#### [Given task]
Can you retype every record below exactly as written?
-- Start of Records --
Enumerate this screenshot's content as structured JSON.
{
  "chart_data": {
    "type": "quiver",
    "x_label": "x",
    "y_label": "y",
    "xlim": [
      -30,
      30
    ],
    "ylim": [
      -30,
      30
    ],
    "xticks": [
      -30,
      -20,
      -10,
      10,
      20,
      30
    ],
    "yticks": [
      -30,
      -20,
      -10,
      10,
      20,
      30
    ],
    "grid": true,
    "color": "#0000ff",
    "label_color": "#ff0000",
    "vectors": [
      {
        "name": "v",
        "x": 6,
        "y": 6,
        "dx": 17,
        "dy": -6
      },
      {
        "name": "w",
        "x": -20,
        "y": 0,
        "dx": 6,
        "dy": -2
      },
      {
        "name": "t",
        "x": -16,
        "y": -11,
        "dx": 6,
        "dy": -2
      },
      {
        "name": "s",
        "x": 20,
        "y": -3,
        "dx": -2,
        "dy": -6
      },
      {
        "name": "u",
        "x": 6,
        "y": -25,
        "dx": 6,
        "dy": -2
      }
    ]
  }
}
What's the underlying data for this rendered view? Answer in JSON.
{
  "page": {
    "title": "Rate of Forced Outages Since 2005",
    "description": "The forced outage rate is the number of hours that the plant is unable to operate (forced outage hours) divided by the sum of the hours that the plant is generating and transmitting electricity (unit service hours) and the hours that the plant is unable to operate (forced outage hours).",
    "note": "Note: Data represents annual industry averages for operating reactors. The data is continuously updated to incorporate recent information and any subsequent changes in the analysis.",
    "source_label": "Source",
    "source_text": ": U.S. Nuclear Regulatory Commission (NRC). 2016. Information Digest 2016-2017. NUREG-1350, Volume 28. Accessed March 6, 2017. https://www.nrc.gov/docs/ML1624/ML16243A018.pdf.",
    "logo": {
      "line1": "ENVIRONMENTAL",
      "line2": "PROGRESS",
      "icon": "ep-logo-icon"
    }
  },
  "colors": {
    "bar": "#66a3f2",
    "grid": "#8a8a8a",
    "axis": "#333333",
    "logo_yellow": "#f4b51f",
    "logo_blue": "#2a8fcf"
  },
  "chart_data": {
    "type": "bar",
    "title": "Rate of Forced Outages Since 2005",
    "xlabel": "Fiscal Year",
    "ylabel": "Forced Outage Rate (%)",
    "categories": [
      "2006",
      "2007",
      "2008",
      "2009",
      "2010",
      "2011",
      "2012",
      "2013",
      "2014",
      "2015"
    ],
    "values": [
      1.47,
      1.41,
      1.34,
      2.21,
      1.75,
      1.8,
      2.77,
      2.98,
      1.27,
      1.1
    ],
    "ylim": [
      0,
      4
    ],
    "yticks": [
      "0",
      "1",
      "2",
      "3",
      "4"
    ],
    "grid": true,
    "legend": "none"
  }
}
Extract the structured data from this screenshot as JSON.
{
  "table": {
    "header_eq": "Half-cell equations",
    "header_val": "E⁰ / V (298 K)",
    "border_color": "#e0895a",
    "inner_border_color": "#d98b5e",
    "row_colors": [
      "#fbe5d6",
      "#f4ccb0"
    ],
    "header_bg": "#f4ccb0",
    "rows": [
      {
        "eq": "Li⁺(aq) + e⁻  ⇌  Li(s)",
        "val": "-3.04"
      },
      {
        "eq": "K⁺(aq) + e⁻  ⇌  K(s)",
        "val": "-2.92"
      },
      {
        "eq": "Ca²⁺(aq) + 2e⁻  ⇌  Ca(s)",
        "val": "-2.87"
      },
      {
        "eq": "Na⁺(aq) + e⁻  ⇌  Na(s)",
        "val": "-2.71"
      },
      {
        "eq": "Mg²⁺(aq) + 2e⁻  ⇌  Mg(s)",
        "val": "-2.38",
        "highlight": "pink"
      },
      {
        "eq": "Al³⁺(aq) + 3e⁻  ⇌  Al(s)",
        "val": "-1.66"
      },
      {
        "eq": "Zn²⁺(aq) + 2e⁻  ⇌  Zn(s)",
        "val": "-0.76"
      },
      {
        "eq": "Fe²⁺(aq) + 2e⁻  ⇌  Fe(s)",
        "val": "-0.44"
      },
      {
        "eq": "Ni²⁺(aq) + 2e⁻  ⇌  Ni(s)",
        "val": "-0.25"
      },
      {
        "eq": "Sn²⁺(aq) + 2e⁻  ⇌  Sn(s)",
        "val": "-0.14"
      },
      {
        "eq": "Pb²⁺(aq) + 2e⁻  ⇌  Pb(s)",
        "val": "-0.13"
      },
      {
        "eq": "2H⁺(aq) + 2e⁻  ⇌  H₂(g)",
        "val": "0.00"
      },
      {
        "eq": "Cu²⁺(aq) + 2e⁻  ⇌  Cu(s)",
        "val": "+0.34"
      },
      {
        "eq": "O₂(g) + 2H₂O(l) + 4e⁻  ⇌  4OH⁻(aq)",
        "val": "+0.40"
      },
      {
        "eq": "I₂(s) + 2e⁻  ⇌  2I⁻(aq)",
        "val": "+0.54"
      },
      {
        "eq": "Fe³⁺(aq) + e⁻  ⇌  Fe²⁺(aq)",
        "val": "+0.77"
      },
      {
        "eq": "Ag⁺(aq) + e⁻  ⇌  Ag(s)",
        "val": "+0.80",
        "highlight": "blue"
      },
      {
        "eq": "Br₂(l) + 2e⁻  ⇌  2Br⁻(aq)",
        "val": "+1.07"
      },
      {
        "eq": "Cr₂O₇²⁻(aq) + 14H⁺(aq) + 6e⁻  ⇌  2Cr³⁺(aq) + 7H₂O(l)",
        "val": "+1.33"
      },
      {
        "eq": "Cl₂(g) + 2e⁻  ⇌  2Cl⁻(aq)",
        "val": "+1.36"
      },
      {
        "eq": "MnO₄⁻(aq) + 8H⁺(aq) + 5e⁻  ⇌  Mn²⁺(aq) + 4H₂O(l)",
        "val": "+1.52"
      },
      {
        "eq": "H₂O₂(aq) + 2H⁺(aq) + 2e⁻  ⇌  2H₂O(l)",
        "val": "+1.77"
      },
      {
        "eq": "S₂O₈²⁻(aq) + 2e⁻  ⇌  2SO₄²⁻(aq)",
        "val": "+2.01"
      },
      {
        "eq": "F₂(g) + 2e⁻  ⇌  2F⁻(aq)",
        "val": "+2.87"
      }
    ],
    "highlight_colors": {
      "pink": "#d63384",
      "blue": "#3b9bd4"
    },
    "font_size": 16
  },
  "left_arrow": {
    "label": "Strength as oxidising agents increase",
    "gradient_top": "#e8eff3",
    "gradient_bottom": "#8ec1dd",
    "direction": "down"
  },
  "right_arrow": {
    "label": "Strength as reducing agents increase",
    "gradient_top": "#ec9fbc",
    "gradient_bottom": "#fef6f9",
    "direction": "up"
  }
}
-- End of Records --
#### [Answer to the problem]
Enumerate this screenshot's content as structured JSON.
{
  "chart_data": {
    "type": "quiver",
    "x_label": "x",
    "y_label": "y",
    "xlim": [
      -30,
      30
    ],
    "ylim": [
      -30,
      30
    ],
    "xticks": [
      -30,
      -20,
      -10,
      10,
      20,
      30
    ],
    "yticks": [
      -30,
      -20,
      -10,
      10,
      20,
      30
    ],
    "grid": true,
    "color": "#0000ff",
    "label_color": "#ff0000",
    "vectors": [
      {
        "name": "v",
        "x": 6,
        "y": 6,
        "dx": 17,
        "dy": -6
      },
      {
        "name": "w",
        "x": -20,
        "y": 0,
        "dx": 6,
        "dy": -2
      },
      {
        "name": "t",
        "x": -16,
        "y": -11,
        "dx": 6,
        "dy": -2
      },
      {
        "name": "s",
        "x": 20,
        "y": -3,
        "dx": -2,
        "dy": -6
      },
      {
        "name": "u",
        "x": 6,
        "y": -25,
        "dx": 6,
        "dy": -2
      }
    ]
  }
}
What's the underlying data for this rendered view? Answer in JSON.
{
  "page": {
    "title": "Rate of Forced Outages Since 2005",
    "description": "The forced outage rate is the number of hours that the plant is unable to operate (forced outage hours) divided by the sum of the hours that the plant is generating and transmitting electricity (unit service hours) and the hours that the plant is unable to operate (forced outage hours).",
    "note": "Note: Data represents annual industry averages for operating reactors. The data is continuously updated to incorporate recent information and any subsequent changes in the analysis.",
    "source_label": "Source",
    "source_text": ": U.S. Nuclear Regulatory Commission (NRC). 2016. Information Digest 2016-2017. NUREG-1350, Volume 28. Accessed March 6, 2017. https://www.nrc.gov/docs/ML1624/ML16243A018.pdf.",
    "logo": {
      "line1": "ENVIRONMENTAL",
      "line2": "PROGRESS",
      "icon": "ep-logo-icon"
    }
  },
  "colors": {
    "bar": "#66a3f2",
    "grid": "#8a8a8a",
    "axis": "#333333",
    "logo_yellow": "#f4b51f",
    "logo_blue": "#2a8fcf"
  },
  "chart_data": {
    "type": "bar",
    "title": "Rate of Forced Outages Since 2005",
    "xlabel": "Fiscal Year",
    "ylabel": "Forced Outage Rate (%)",
    "categories": [
      "2006",
      "2007",
      "2008",
      "2009",
      "2010",
      "2011",
      "2012",
      "2013",
      "2014",
      "2015"
    ],
    "values": [
      1.47,
      1.41,
      1.34,
      2.21,
      1.75,
      1.8,
      2.77,
      2.98,
      1.27,
      1.1
    ],
    "ylim": [
      0,
      4
    ],
    "yticks": [
      "0",
      "1",
      "2",
      "3",
      "4"
    ],
    "grid": true,
    "legend": "none"
  }
}
Extract the structured data from this screenshot as JSON.
{
  "table": {
    "header_eq": "Half-cell equations",
    "header_val": "E⁰ / V (298 K)",
    "border_color": "#e0895a",
    "inner_border_color": "#d98b5e",
    "row_colors": [
      "#fbe5d6",
      "#f4ccb0"
    ],
    "header_bg": "#f4ccb0",
    "rows": [
      {
        "eq": "Li⁺(aq) + e⁻  ⇌  Li(s)",
        "val": "-3.04"
      },
      {
        "eq": "K⁺(aq) + e⁻  ⇌  K(s)",
        "val": "-2.92"
      },
      {
        "eq": "Ca²⁺(aq) + 2e⁻  ⇌  Ca(s)",
        "val": "-2.87"
      },
      {
        "eq": "Na⁺(aq) + e⁻  ⇌  Na(s)",
        "val": "-2.71"
      },
      {
        "eq": "Mg²⁺(aq) + 2e⁻  ⇌  Mg(s)",
        "val": "-2.38",
        "highlight": "pink"
      },
      {
        "eq": "Al³⁺(aq) + 3e⁻  ⇌  Al(s)",
        "val": "-1.66"
      },
      {
        "eq": "Zn²⁺(aq) + 2e⁻  ⇌  Zn(s)",
        "val": "-0.76"
      },
      {
        "eq": "Fe²⁺(aq) + 2e⁻  ⇌  Fe(s)",
        "val": "-0.44"
      },
      {
        "eq": "Ni²⁺(aq) + 2e⁻  ⇌  Ni(s)",
        "val": "-0.25"
      },
      {
        "eq": "Sn²⁺(aq) + 2e⁻  ⇌  Sn(s)",
        "val": "-0.14"
      },
      {
        "eq": "Pb²⁺(aq) + 2e⁻  ⇌  Pb(s)",
        "val": "-0.13"
      },
      {
        "eq": "2H⁺(aq) + 2e⁻  ⇌  H₂(g)",
        "val": "0.00"
      },
      {
        "eq": "Cu²⁺(aq) + 2e⁻  ⇌  Cu(s)",
        "val": "+0.34"
      },
      {
        "eq": "O₂(g) + 2H₂O(l) + 4e⁻  ⇌  4OH⁻(aq)",
        "val": "+0.40"
      },
      {
        "eq": "I₂(s) + 2e⁻  ⇌  2I⁻(aq)",
        "val": "+0.54"
      },
      {
        "eq": "Fe³⁺(aq) + e⁻  ⇌  Fe²⁺(aq)",
        "val": "+0.77"
      },
      {
        "eq": "Ag⁺(aq) + e⁻  ⇌  Ag(s)",
        "val": "+0.80",
        "highlight": "blue"
      },
      {
        "eq": "Br₂(l) + 2e⁻  ⇌  2Br⁻(aq)",
        "val": "+1.07"
      },
      {
        "eq": "Cr₂O₇²⁻(aq) + 14H⁺(aq) + 6e⁻  ⇌  2Cr³⁺(aq) + 7H₂O(l)",
        "val": "+1.33"
      },
      {
        "eq": "Cl₂(g) + 2e⁻  ⇌  2Cl⁻(aq)",
        "val": "+1.36"
      },
      {
        "eq": "MnO₄⁻(aq) + 8H⁺(aq) + 5e⁻  ⇌  Mn²⁺(aq) + 4H₂O(l)",
        "val": "+1.52"
      },
      {
        "eq": "H₂O₂(aq) + 2H⁺(aq) + 2e⁻  ⇌  2H₂O(l)",
        "val": "+1.77"
      },
      {
        "eq": "S₂O₈²⁻(aq) + 2e⁻  ⇌  2SO₄²⁻(aq)",
        "val": "+2.01"
      },
      {
        "eq": "F₂(g) + 2e⁻  ⇌  2F⁻(aq)",
        "val": "+2.87"
      }
    ],
    "highlight_colors": {
      "pink": "#d63384",
      "blue": "#3b9bd4"
    },
    "font_size": 16
  },
  "left_arrow": {
    "label": "Strength as oxidising agents increase",
    "gradient_top": "#e8eff3",
    "gradient_bottom": "#8ec1dd",
    "direction": "down"
  },
  "right_arrow": {
    "label": "Strength as reducing agents increase",
    "gradient_top": "#ec9fbc",
    "gradient_bottom": "#fef6f9",
    "direction": "up"
  }
}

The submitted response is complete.